◆ STATED EXERCISE
Without the images, write out all of the following entries exactly.

◆ Figure dataset records
▼▼▼

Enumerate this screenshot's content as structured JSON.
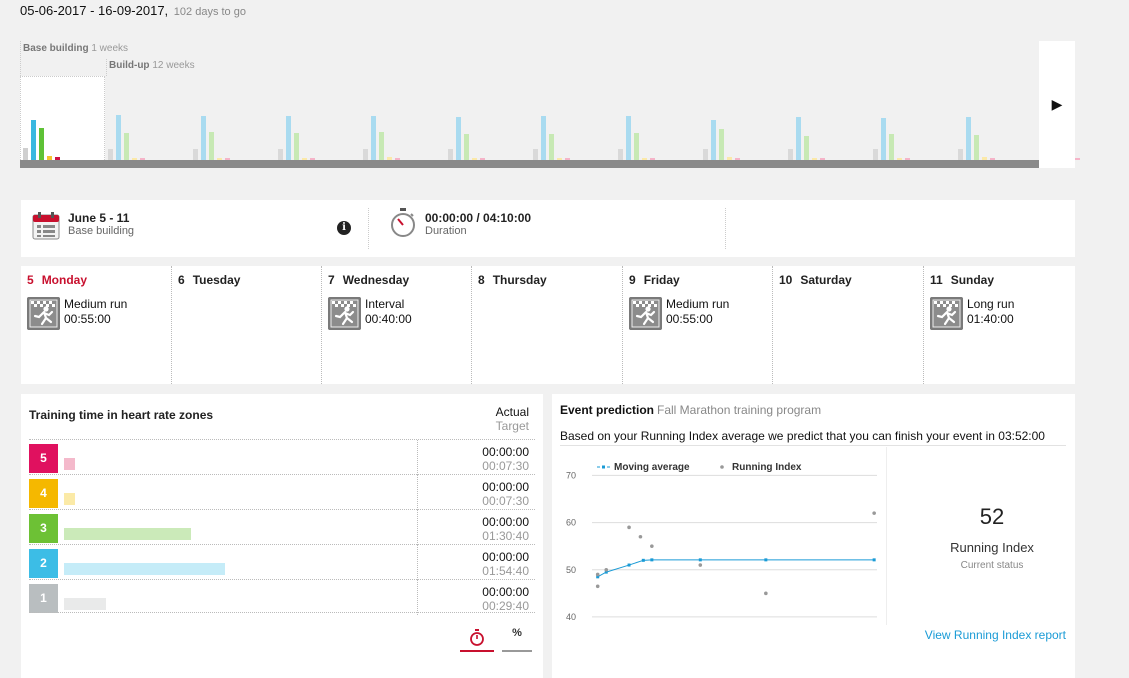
{
  "header": {
    "date_range": "05-06-2017 - 16-09-2017,",
    "days_to_go": "102 days to go"
  },
  "phases": {
    "base": {
      "name": "Base building",
      "duration": "1 weeks"
    },
    "build": {
      "name": "Build-up",
      "duration": "12 weeks"
    },
    "weeks": [
      [
        12,
        38,
        31,
        4,
        3
      ],
      [
        11,
        43,
        26,
        2,
        2
      ],
      [
        11,
        42,
        27,
        2,
        2
      ],
      [
        11,
        42,
        26,
        2,
        2
      ],
      [
        11,
        42,
        27,
        3,
        2
      ],
      [
        11,
        41,
        25,
        2,
        2
      ],
      [
        11,
        42,
        25,
        2,
        2
      ],
      [
        11,
        42,
        26,
        2,
        2
      ],
      [
        11,
        38,
        30,
        3,
        2
      ],
      [
        11,
        41,
        23,
        2,
        2
      ],
      [
        11,
        40,
        25,
        2,
        2
      ],
      [
        11,
        41,
        24,
        3,
        2
      ],
      [
        11,
        40,
        24,
        2,
        2
      ]
    ],
    "bar_colors": [
      "#d9d9d9",
      "#a9dbf0",
      "#c7e9b4",
      "#fbe9a9",
      "#f5b4c8"
    ],
    "current_bar_colors": [
      "#cfcfcf",
      "#3ab8e0",
      "#5ec236",
      "#f4c430",
      "#cc1144"
    ]
  },
  "summary": {
    "week_title": "June 5 - 11",
    "week_phase": "Base building",
    "info_icon": "i",
    "duration_value": "00:00:00 / 04:10:00",
    "duration_label": "Duration"
  },
  "week": {
    "days": [
      {
        "num": "5",
        "name": "Monday",
        "today": true,
        "session": {
          "type": "Medium run",
          "time": "00:55:00"
        }
      },
      {
        "num": "6",
        "name": "Tuesday",
        "today": false,
        "session": null
      },
      {
        "num": "7",
        "name": "Wednesday",
        "today": false,
        "session": {
          "type": "Interval",
          "time": "00:40:00"
        }
      },
      {
        "num": "8",
        "name": "Thursday",
        "today": false,
        "session": null
      },
      {
        "num": "9",
        "name": "Friday",
        "today": false,
        "session": {
          "type": "Medium run",
          "time": "00:55:00"
        }
      },
      {
        "num": "10",
        "name": "Saturday",
        "today": false,
        "session": null
      },
      {
        "num": "11",
        "name": "Sunday",
        "today": false,
        "session": {
          "type": "Long run",
          "time": "01:40:00"
        }
      }
    ]
  },
  "zones": {
    "title": "Training time in heart rate zones",
    "col_actual": "Actual",
    "col_target": "Target",
    "rows": [
      {
        "zone": "5",
        "color": "#e0115f",
        "bar_color": "#f4b9cb",
        "actual": "00:00:00",
        "target": "00:07:30",
        "target_min": 7.5
      },
      {
        "zone": "4",
        "color": "#f5b800",
        "bar_color": "#fbeaa7",
        "actual": "00:00:00",
        "target": "00:07:30",
        "target_min": 7.5
      },
      {
        "zone": "3",
        "color": "#6dc135",
        "bar_color": "#cbeab9",
        "actual": "00:00:00",
        "target": "01:30:40",
        "target_min": 90.67
      },
      {
        "zone": "2",
        "color": "#3cbde6",
        "bar_color": "#c5ecf8",
        "actual": "00:00:00",
        "target": "01:54:40",
        "target_min": 114.67
      },
      {
        "zone": "1",
        "color": "#b9bec0",
        "bar_color": "#e9eaea",
        "actual": "00:00:00",
        "target": "00:29:40",
        "target_min": 29.67
      }
    ],
    "toggle_time_icon": "stopwatch-icon",
    "toggle_pct_label": "%"
  },
  "event": {
    "title": "Event prediction",
    "program": "Fall Marathon training program",
    "prediction": "Based on your Running Index average we predict that you can finish your event in 03:52:00",
    "ri_value": "52",
    "ri_label": "Running Index",
    "ri_status": "Current status",
    "report_link": "View Running Index report",
    "accent": "#1a9bd6"
  },
  "chart_data": {
    "type": "scatter",
    "legend": [
      "Moving average",
      "Running Index"
    ],
    "legend_placement": "top-left",
    "yticks": [
      70,
      60,
      50,
      40
    ],
    "ylim": [
      38.5,
      72
    ],
    "xlim": [
      0,
      100
    ],
    "series": [
      {
        "name": "Moving average",
        "style": "line",
        "color": "#1a9bd6",
        "points": [
          [
            2,
            48.5
          ],
          [
            5,
            49.5
          ],
          [
            13,
            51
          ],
          [
            18,
            52
          ],
          [
            21,
            52.1
          ],
          [
            38,
            52.1
          ],
          [
            61,
            52.1
          ],
          [
            99,
            52.1
          ]
        ]
      },
      {
        "name": "Running Index",
        "style": "points",
        "color": "#999999",
        "points": [
          [
            2,
            46.5
          ],
          [
            2,
            49
          ],
          [
            5,
            50
          ],
          [
            13,
            59
          ],
          [
            17,
            57
          ],
          [
            21,
            55
          ],
          [
            38,
            51
          ],
          [
            61,
            45
          ],
          [
            99,
            62
          ]
        ]
      }
    ]
  }
}
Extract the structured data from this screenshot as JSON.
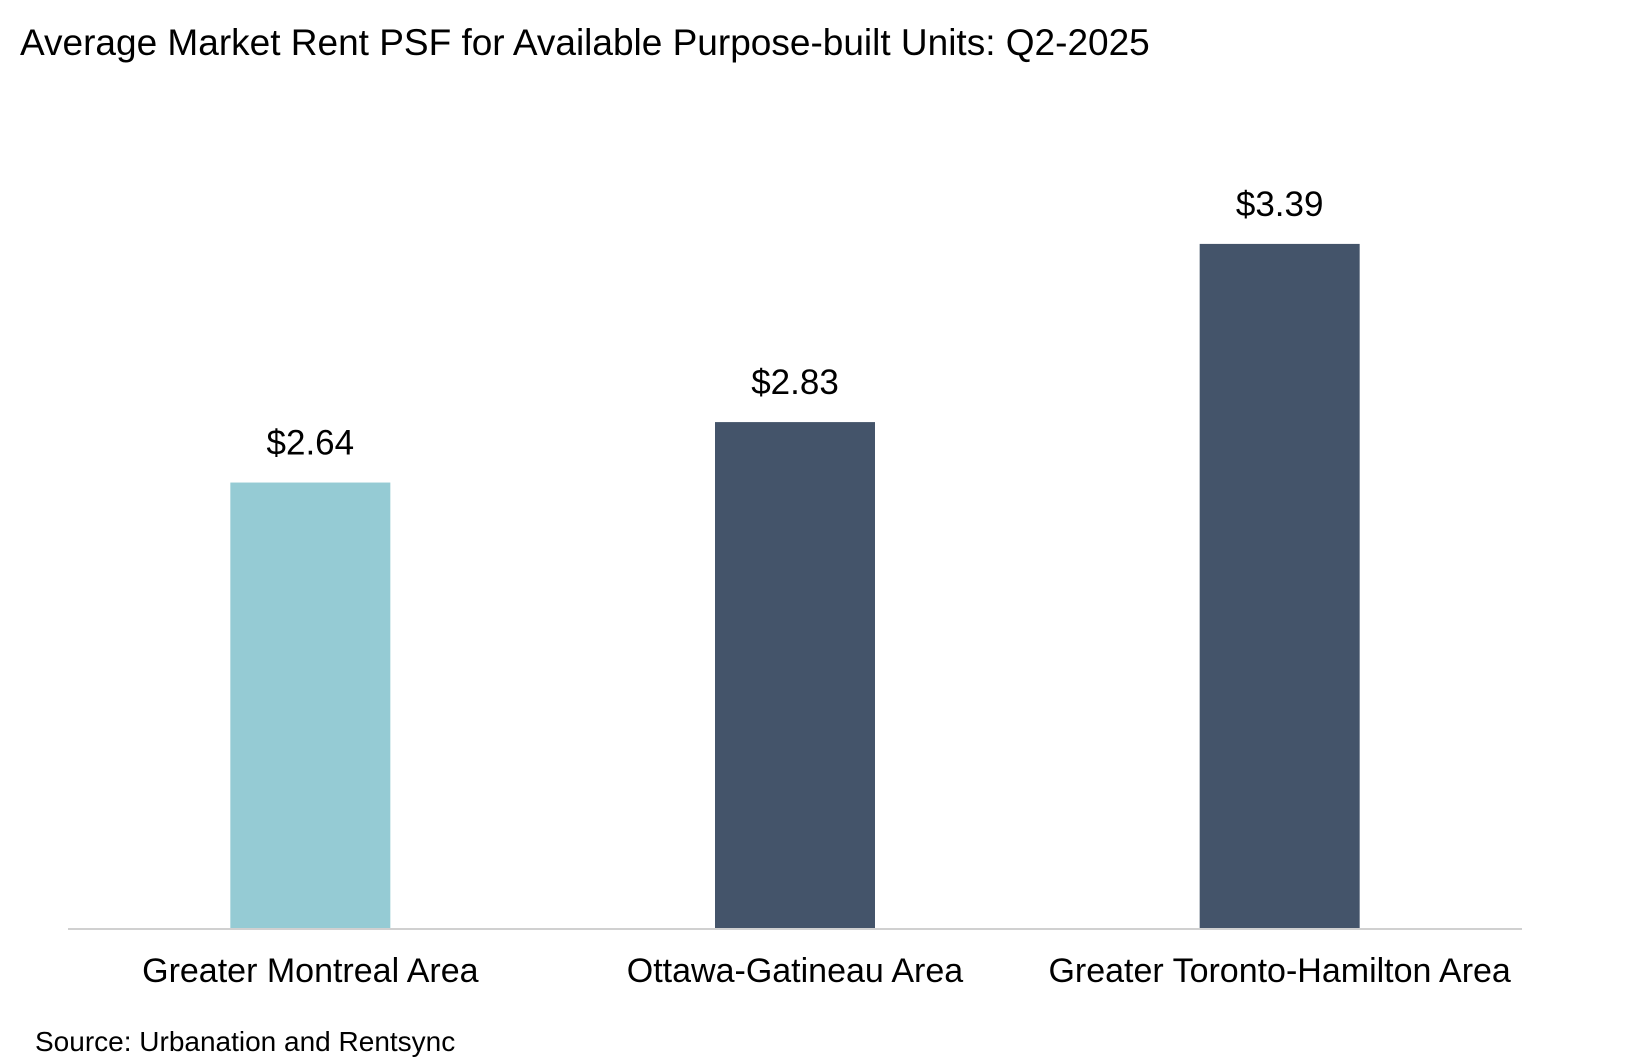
{
  "title": "Average Market Rent PSF for Available Purpose-built Units: Q2-2025",
  "source": "Source: Urbanation and Rentsync",
  "chart_data": {
    "type": "bar",
    "categories": [
      "Greater Montreal Area",
      "Ottawa-Gatineau Area",
      "Greater Toronto-Hamilton Area"
    ],
    "values": [
      2.64,
      2.83,
      3.39
    ],
    "data_labels": [
      "$2.64",
      "$2.83",
      "$3.39"
    ],
    "bar_colors": [
      "#95cbd4",
      "#44546a",
      "#44546a"
    ],
    "title": "Average Market Rent PSF for Available Purpose-built Units: Q2-2025",
    "xlabel": "",
    "ylabel": "",
    "ylim": [
      1.24,
      3.55
    ],
    "grid": false,
    "legend": "none",
    "axis_color": "#d0d0d0"
  }
}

▲▲▲

◆ RIGHT ANSWER
Enumerate this screenshot's content as structured JSON.
{
  "header": {
    "date_range": "05-06-2017 - 16-09-2017,",
    "days_to_go": "102 days to go"
  },
  "phases": {
    "base": {
      "name": "Base building",
      "duration": "1 weeks"
    },
    "build": {
      "name": "Build-up",
      "duration": "12 weeks"
    },
    "weeks": [
      [
        12,
        38,
        31,
        4,
        3
      ],
      [
        11,
        43,
        26,
        2,
        2
      ],
      [
        11,
        42,
        27,
        2,
        2
      ],
      [
        11,
        42,
        26,
        2,
        2
      ],
      [
        11,
        42,
        27,
        3,
        2
      ],
      [
        11,
        41,
        25,
        2,
        2
      ],
      [
        11,
        42,
        25,
        2,
        2
      ],
      [
        11,
        42,
        26,
        2,
        2
      ],
      [
        11,
        38,
        30,
        3,
        2
      ],
      [
        11,
        41,
        23,
        2,
        2
      ],
      [
        11,
        40,
        25,
        2,
        2
      ],
      [
        11,
        41,
        24,
        3,
        2
      ],
      [
        11,
        40,
        24,
        2,
        2
      ]
    ],
    "bar_colors": [
      "#d9d9d9",
      "#a9dbf0",
      "#c7e9b4",
      "#fbe9a9",
      "#f5b4c8"
    ],
    "current_bar_colors": [
      "#cfcfcf",
      "#3ab8e0",
      "#5ec236",
      "#f4c430",
      "#cc1144"
    ]
  },
  "summary": {
    "week_title": "June 5 - 11",
    "week_phase": "Base building",
    "info_icon": "i",
    "duration_value": "00:00:00 / 04:10:00",
    "duration_label": "Duration"
  },
  "week": {
    "days": [
      {
        "num": "5",
        "name": "Monday",
        "today": true,
        "session": {
          "type": "Medium run",
          "time": "00:55:00"
        }
      },
      {
        "num": "6",
        "name": "Tuesday",
        "today": false,
        "session": null
      },
      {
        "num": "7",
        "name": "Wednesday",
        "today": false,
        "session": {
          "type": "Interval",
          "time": "00:40:00"
        }
      },
      {
        "num": "8",
        "name": "Thursday",
        "today": false,
        "session": null
      },
      {
        "num": "9",
        "name": "Friday",
        "today": false,
        "session": {
          "type": "Medium run",
          "time": "00:55:00"
        }
      },
      {
        "num": "10",
        "name": "Saturday",
        "today": false,
        "session": null
      },
      {
        "num": "11",
        "name": "Sunday",
        "today": false,
        "session": {
          "type": "Long run",
          "time": "01:40:00"
        }
      }
    ]
  },
  "zones": {
    "title": "Training time in heart rate zones",
    "col_actual": "Actual",
    "col_target": "Target",
    "rows": [
      {
        "zone": "5",
        "color": "#e0115f",
        "bar_color": "#f4b9cb",
        "actual": "00:00:00",
        "target": "00:07:30",
        "target_min": 7.5
      },
      {
        "zone": "4",
        "color": "#f5b800",
        "bar_color": "#fbeaa7",
        "actual": "00:00:00",
        "target": "00:07:30",
        "target_min": 7.5
      },
      {
        "zone": "3",
        "color": "#6dc135",
        "bar_color": "#cbeab9",
        "actual": "00:00:00",
        "target": "01:30:40",
        "target_min": 90.67
      },
      {
        "zone": "2",
        "color": "#3cbde6",
        "bar_color": "#c5ecf8",
        "actual": "00:00:00",
        "target": "01:54:40",
        "target_min": 114.67
      },
      {
        "zone": "1",
        "color": "#b9bec0",
        "bar_color": "#e9eaea",
        "actual": "00:00:00",
        "target": "00:29:40",
        "target_min": 29.67
      }
    ],
    "toggle_time_icon": "stopwatch-icon",
    "toggle_pct_label": "%"
  },
  "event": {
    "title": "Event prediction",
    "program": "Fall Marathon training program",
    "prediction": "Based on your Running Index average we predict that you can finish your event in 03:52:00",
    "ri_value": "52",
    "ri_label": "Running Index",
    "ri_status": "Current status",
    "report_link": "View Running Index report",
    "accent": "#1a9bd6"
  },
  "chart_data": {
    "type": "scatter",
    "legend": [
      "Moving average",
      "Running Index"
    ],
    "legend_placement": "top-left",
    "yticks": [
      70,
      60,
      50,
      40
    ],
    "ylim": [
      38.5,
      72
    ],
    "xlim": [
      0,
      100
    ],
    "series": [
      {
        "name": "Moving average",
        "style": "line",
        "color": "#1a9bd6",
        "points": [
          [
            2,
            48.5
          ],
          [
            5,
            49.5
          ],
          [
            13,
            51
          ],
          [
            18,
            52
          ],
          [
            21,
            52.1
          ],
          [
            38,
            52.1
          ],
          [
            61,
            52.1
          ],
          [
            99,
            52.1
          ]
        ]
      },
      {
        "name": "Running Index",
        "style": "points",
        "color": "#999999",
        "points": [
          [
            2,
            46.5
          ],
          [
            2,
            49
          ],
          [
            5,
            50
          ],
          [
            13,
            59
          ],
          [
            17,
            57
          ],
          [
            21,
            55
          ],
          [
            38,
            51
          ],
          [
            61,
            45
          ],
          [
            99,
            62
          ]
        ]
      }
    ]
  }
}
Extract the structured data from this screenshot as JSON.
{
  "title": "Average Market Rent PSF for Available Purpose-built Units: Q2-2025",
  "source": "Source: Urbanation and Rentsync",
  "chart_data": {
    "type": "bar",
    "categories": [
      "Greater Montreal Area",
      "Ottawa-Gatineau Area",
      "Greater Toronto-Hamilton Area"
    ],
    "values": [
      2.64,
      2.83,
      3.39
    ],
    "data_labels": [
      "$2.64",
      "$2.83",
      "$3.39"
    ],
    "bar_colors": [
      "#95cbd4",
      "#44546a",
      "#44546a"
    ],
    "title": "Average Market Rent PSF for Available Purpose-built Units: Q2-2025",
    "xlabel": "",
    "ylabel": "",
    "ylim": [
      1.24,
      3.55
    ],
    "grid": false,
    "legend": "none",
    "axis_color": "#d0d0d0"
  }
}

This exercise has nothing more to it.